* RECORDS PROVIDED
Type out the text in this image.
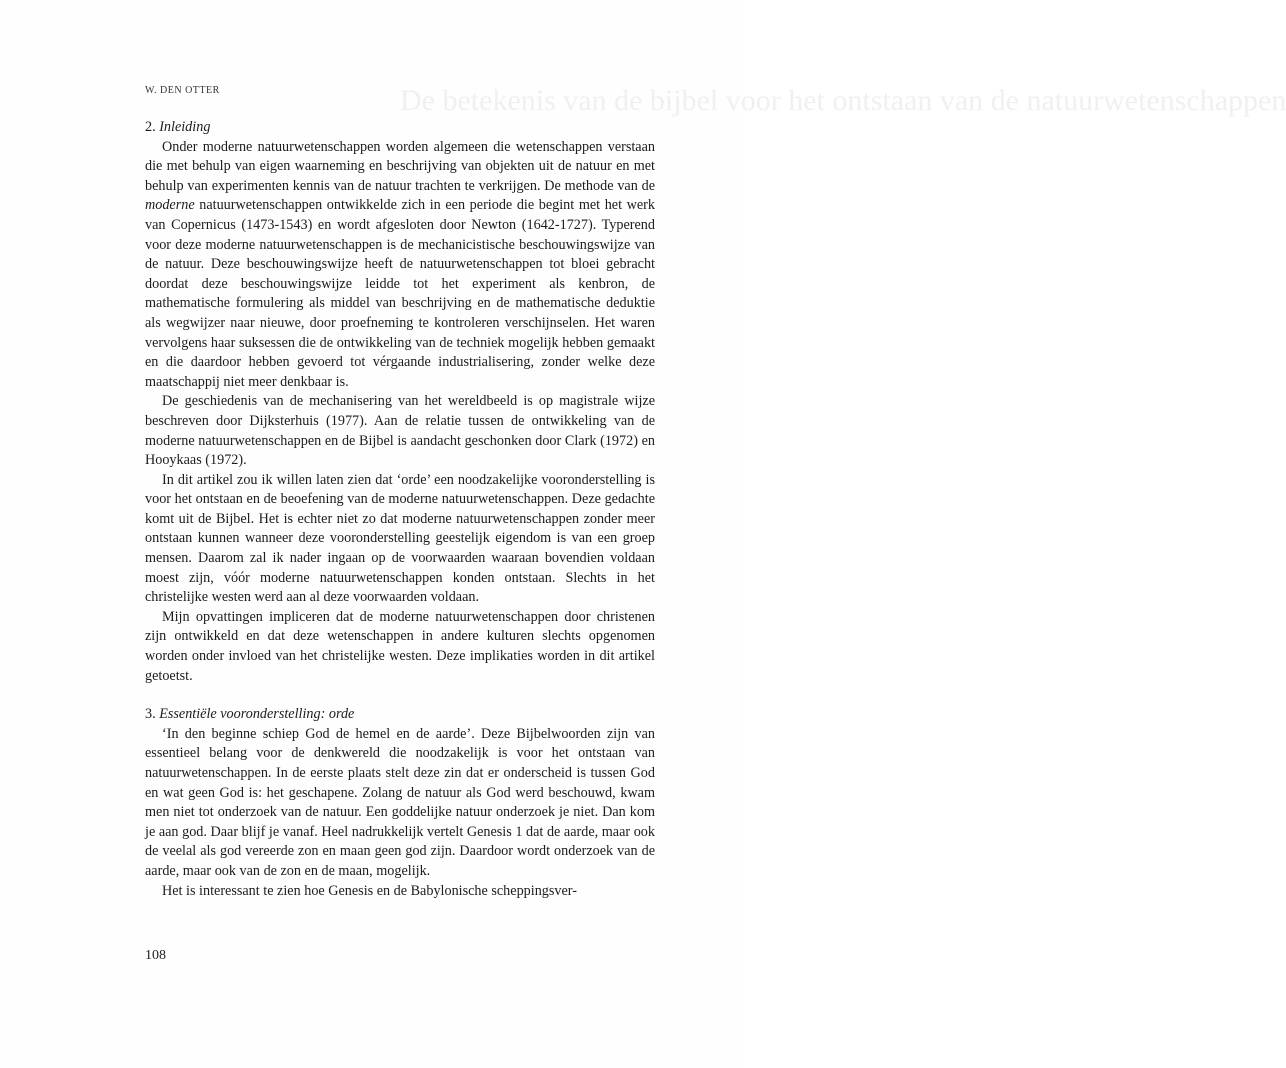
De betekenis van de bijbel voor het ontstaan van de natuurwetenschappen
W. DEN OTTER
2. Inleiding

Onder moderne natuurwetenschappen worden algemeen die wetenschappen verstaan die met behulp van eigen waarneming en beschrijving van objekten uit de natuur en met behulp van experimenten kennis van de natuur trachten te verkrijgen. De methode van de moderne natuurwetenschappen ontwikkelde zich in een periode die begint met het werk van Copernicus (1473-1543) en wordt afgesloten door Newton (1642-1727). Typerend voor deze moderne natuurwetenschappen is de mechanicistische beschouwingswijze van de natuur. Deze beschouwingswijze heeft de natuurwetenschappen tot bloei gebracht doordat deze beschouwingswijze leidde tot het experiment als kenbron, de mathematische formulering als middel van beschrijving en de mathematische deduktie als wegwijzer naar nieuwe, door proefneming te kontroleren verschijnselen. Het waren vervolgens haar suksessen die de ontwikkeling van de techniek mogelijk hebben gemaakt en die daardoor hebben gevoerd tot vérgaande industrialisering, zonder welke deze maatschappij niet meer denkbaar is.

De geschiedenis van de mechanisering van het wereldbeeld is op magistrale wijze beschreven door Dijksterhuis (1977). Aan de relatie tussen de ontwikkeling van de moderne natuurwetenschappen en de Bijbel is aandacht geschonken door Clark (1972) en Hooykaas (1972).

In dit artikel zou ik willen laten zien dat ‘orde’ een noodzakelijke vooronderstelling is voor het ontstaan en de beoefening van de moderne natuurwetenschappen. Deze gedachte komt uit de Bijbel. Het is echter niet zo dat moderne natuurwetenschappen zonder meer ontstaan kunnen wanneer deze vooronderstelling geestelijk eigendom is van een groep mensen. Daarom zal ik nader ingaan op de voorwaarden waaraan bovendien voldaan moest zijn, vóór moderne natuurwetenschappen konden ontstaan. Slechts in het christelijke westen werd aan al deze voorwaarden voldaan.

Mijn opvattingen impliceren dat de moderne natuurwetenschappen door christenen zijn ontwikkeld en dat deze wetenschappen in andere kulturen slechts opgenomen worden onder invloed van het christelijke westen. Deze implikaties worden in dit artikel getoetst.

3. Essentiële vooronderstelling: orde

‘In den beginne schiep God de hemel en de aarde’. Deze Bijbelwoorden zijn van essentieel belang voor de denkwereld die noodzakelijk is voor het ontstaan van natuurwetenschappen. In de eerste plaats stelt deze zin dat er onderscheid is tussen God en wat geen God is: het geschapene. Zolang de natuur als God werd beschouwd, kwam men niet tot onderzoek van de natuur. Een goddelijke natuur onderzoek je niet. Dan kom je aan god. Daar blijf je vanaf. Heel nadrukkelijk vertelt Genesis 1 dat de aarde, maar ook de veelal als god vereerde zon en maan geen god zijn. Daardoor wordt onderzoek van de aarde, maar ook van de zon en de maan, mogelijk.

Het is interessant te zien hoe Genesis en de Babylonische scheppingsver-

108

* WHAT TO DO
Scan the material above for the string "zien" and copy every line that has it.

* ANSWER BOX
In dit artikel zou ik willen laten zien dat ‘orde’ een noodzakelijke vooronderstelling is voor het ontstaan en de beoefening van de moderne natuurwetenschappen. Deze gedachte komt uit de Bijbel. Het is echter niet zo dat moderne natuurwetenschappen zonder meer ontstaan kunnen wanneer deze vooronderstelling geestelijk eigendom is van een groep mensen. Daarom zal ik nader ingaan op de voorwaarden waaraan bovendien voldaan moest zijn, vóór moderne natuurwetenschappen konden ontstaan. Slechts in het christelijke westen werd aan al deze voorwaarden voldaan.
Het is interessant te zien hoe Genesis en de Babylonische scheppingsver-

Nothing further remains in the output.